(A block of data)
+-------+

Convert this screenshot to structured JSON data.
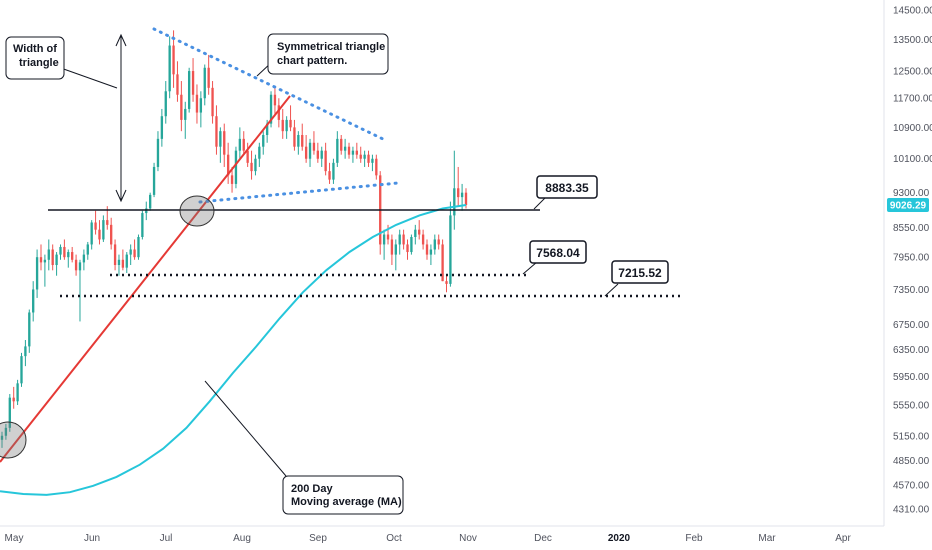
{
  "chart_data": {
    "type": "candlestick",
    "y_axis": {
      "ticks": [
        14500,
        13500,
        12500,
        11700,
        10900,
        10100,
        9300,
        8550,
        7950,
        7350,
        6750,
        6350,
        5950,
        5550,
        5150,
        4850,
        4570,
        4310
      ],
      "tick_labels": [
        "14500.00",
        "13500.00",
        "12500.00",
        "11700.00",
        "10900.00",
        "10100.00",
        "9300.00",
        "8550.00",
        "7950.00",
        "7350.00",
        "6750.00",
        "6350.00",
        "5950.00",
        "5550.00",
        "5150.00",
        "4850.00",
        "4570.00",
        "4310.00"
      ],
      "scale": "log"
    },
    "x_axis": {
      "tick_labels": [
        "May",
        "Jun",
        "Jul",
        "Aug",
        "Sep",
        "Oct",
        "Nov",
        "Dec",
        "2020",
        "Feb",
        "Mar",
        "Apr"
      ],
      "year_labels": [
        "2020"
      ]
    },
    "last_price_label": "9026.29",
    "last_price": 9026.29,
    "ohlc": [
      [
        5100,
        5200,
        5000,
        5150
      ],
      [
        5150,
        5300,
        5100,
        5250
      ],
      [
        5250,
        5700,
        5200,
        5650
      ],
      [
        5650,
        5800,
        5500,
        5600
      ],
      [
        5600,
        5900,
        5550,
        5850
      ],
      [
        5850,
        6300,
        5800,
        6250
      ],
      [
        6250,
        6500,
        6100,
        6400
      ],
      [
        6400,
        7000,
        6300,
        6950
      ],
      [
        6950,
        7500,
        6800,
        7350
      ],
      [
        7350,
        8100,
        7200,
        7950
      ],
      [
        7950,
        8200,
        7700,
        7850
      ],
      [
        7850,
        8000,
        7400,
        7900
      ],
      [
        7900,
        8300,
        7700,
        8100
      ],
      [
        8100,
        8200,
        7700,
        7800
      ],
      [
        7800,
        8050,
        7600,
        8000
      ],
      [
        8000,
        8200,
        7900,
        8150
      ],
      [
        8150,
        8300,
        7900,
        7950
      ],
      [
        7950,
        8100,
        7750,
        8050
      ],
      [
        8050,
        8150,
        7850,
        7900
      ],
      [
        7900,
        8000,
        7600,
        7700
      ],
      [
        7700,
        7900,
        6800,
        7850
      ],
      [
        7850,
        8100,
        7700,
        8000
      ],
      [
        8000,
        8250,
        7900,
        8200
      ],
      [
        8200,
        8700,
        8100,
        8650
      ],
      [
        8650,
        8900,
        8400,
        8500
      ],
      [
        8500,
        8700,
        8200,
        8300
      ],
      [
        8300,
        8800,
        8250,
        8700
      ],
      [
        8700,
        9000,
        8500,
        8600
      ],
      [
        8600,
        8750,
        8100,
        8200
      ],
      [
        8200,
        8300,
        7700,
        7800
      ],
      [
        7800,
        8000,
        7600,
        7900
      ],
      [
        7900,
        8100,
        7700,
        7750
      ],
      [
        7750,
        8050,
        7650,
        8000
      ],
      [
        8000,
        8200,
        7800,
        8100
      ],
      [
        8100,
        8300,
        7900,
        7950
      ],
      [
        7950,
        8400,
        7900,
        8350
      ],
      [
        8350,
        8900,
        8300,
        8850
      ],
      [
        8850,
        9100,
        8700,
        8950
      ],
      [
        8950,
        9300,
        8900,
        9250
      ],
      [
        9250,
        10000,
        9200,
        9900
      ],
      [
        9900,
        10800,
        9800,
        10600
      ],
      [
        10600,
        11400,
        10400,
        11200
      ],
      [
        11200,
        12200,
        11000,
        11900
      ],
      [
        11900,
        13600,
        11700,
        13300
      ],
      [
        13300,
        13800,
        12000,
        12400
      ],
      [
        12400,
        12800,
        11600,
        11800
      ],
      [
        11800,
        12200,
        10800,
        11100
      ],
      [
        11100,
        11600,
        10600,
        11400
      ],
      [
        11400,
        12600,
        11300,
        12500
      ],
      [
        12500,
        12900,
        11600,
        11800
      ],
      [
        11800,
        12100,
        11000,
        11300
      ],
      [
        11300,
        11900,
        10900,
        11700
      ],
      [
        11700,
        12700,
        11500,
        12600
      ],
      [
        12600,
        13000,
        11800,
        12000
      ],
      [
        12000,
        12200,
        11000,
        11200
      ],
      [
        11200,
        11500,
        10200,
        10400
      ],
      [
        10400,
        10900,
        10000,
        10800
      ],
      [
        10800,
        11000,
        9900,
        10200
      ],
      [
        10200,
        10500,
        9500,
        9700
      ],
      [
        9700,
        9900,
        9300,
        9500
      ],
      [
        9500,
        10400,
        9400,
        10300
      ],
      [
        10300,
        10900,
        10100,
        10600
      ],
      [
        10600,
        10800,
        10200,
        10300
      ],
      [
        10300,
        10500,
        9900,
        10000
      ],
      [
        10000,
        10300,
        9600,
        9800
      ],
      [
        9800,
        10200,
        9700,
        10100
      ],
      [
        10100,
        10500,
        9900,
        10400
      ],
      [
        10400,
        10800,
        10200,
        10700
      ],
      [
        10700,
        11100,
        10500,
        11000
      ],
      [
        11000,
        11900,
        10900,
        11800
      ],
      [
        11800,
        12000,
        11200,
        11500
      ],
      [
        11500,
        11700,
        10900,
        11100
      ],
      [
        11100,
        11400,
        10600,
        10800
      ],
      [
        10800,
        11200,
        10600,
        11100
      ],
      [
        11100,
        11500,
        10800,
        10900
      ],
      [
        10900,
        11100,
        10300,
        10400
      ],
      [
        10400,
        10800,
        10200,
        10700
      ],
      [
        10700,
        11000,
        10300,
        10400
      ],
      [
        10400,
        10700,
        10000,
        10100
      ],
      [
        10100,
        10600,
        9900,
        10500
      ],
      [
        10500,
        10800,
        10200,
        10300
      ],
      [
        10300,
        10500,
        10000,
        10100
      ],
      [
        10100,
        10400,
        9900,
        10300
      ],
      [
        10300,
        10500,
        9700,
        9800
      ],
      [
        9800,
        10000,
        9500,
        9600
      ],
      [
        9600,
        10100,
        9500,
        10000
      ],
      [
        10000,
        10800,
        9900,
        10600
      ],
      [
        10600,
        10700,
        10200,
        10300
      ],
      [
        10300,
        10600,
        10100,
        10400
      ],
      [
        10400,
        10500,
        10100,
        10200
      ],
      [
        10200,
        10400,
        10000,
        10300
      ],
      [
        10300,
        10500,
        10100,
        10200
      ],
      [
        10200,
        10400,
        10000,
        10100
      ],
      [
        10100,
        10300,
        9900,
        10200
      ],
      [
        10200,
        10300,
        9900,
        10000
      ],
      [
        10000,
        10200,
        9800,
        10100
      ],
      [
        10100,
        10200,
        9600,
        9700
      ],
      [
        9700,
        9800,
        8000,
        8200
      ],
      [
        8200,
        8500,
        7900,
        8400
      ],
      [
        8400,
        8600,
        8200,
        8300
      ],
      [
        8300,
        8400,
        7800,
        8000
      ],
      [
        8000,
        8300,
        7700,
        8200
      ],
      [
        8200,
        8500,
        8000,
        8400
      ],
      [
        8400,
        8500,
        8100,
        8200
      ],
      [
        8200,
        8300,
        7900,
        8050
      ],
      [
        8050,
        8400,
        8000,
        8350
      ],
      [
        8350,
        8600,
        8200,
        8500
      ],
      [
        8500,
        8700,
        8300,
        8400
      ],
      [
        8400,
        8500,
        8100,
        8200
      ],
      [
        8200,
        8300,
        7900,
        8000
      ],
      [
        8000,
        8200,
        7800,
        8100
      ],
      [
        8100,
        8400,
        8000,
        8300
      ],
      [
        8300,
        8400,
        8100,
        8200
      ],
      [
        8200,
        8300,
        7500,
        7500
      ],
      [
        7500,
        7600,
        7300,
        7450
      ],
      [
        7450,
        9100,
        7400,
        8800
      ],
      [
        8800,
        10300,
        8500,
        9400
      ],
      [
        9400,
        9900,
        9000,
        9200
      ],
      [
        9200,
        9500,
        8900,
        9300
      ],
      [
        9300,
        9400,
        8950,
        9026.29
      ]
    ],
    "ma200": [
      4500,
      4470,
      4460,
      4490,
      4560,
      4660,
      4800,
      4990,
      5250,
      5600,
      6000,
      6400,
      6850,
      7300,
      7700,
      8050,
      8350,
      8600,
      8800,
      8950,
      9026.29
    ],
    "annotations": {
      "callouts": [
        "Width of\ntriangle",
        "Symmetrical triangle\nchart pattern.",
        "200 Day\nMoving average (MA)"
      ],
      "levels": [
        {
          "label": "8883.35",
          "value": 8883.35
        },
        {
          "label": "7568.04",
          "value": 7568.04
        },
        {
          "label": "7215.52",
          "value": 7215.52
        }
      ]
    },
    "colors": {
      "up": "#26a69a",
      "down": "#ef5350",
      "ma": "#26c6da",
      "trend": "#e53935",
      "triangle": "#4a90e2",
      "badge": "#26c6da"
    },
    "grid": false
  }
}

+-------+

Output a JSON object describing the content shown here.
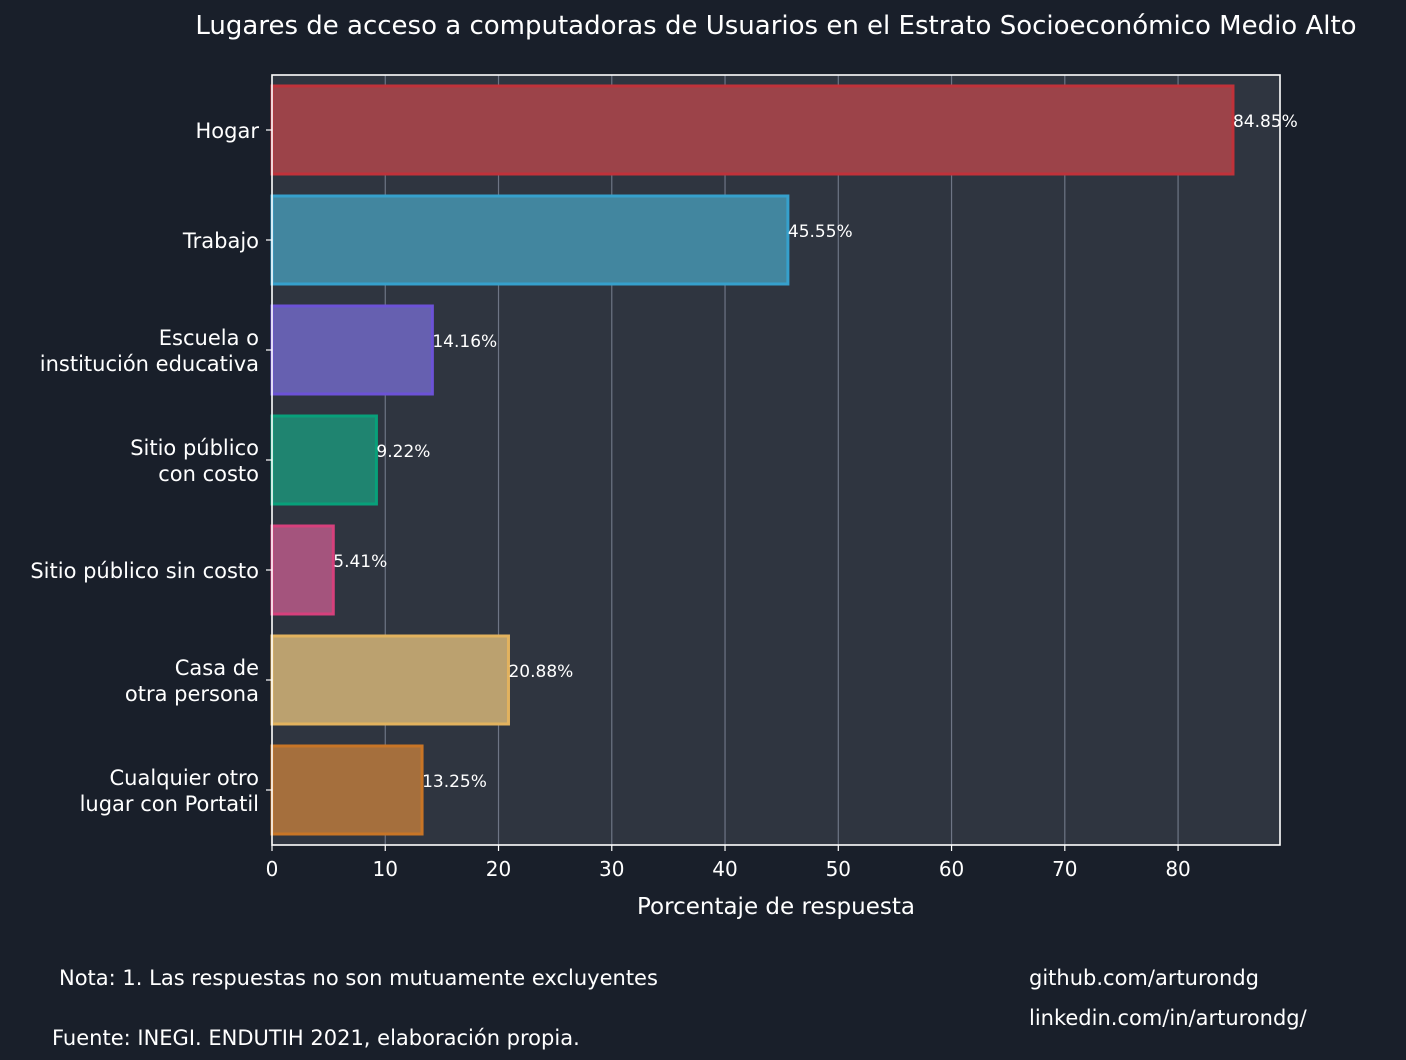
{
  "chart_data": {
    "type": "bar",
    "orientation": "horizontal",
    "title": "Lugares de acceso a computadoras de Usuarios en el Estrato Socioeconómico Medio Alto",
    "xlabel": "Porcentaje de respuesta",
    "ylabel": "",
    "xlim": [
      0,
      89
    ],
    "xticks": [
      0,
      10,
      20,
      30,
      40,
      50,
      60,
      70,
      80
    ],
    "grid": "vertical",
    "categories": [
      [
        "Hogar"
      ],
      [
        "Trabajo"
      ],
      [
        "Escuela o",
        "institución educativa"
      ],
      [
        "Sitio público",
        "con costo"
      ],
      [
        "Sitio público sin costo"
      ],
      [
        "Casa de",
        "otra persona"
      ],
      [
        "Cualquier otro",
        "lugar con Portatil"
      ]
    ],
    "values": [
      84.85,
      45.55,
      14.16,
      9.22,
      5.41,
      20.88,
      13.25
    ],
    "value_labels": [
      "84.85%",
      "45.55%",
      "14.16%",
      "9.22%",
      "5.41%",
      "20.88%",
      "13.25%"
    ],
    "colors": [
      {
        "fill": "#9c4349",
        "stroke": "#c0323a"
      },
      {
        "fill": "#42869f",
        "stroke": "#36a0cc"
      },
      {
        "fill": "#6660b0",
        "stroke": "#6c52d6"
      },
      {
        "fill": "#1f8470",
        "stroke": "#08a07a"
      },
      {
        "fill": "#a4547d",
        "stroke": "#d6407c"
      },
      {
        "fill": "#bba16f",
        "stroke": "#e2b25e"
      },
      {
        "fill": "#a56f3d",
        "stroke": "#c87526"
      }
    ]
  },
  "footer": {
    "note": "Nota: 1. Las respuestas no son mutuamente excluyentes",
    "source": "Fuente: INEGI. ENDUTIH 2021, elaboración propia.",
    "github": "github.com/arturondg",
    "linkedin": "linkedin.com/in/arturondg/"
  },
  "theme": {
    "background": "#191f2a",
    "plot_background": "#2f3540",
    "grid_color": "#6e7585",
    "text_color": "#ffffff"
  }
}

+-------+

• Task to carry out
From the material, report only how many lines include the word "fill".

• Response to this exercise
7